(WHAT YOU HAVE TO DO)
Identify each line containing the word "mount" and copy it.

(Collected data)
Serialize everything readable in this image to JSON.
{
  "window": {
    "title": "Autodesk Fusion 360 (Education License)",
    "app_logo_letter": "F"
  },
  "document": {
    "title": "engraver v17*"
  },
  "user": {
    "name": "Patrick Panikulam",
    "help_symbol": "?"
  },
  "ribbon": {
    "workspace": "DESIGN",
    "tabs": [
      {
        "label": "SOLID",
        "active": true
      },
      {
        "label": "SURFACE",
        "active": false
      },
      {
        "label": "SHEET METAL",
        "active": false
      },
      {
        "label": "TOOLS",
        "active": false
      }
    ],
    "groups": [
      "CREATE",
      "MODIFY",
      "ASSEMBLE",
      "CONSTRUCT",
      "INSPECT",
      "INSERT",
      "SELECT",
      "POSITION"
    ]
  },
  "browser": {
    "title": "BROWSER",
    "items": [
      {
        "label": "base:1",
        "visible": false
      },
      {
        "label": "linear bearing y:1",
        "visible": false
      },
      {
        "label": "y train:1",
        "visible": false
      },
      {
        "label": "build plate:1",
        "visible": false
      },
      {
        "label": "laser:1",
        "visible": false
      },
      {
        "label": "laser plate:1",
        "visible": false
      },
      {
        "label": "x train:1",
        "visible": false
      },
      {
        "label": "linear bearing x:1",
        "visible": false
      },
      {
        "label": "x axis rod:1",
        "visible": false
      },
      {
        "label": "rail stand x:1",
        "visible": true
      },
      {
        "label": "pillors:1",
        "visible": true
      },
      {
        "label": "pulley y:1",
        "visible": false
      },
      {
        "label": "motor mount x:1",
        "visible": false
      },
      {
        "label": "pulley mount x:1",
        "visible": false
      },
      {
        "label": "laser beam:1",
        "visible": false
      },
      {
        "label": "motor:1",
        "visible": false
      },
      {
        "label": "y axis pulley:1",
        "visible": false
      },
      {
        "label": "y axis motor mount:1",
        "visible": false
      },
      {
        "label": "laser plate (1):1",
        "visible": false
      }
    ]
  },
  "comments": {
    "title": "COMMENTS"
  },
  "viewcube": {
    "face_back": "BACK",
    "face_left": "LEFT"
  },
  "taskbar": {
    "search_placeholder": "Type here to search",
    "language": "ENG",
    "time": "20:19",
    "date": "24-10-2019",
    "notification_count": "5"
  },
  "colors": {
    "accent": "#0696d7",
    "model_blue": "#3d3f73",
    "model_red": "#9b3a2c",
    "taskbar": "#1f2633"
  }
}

(COMPLETED TASK)
        "label": "motor mount x:1",
        "label": "pulley mount x:1",
        "label": "y axis motor mount:1",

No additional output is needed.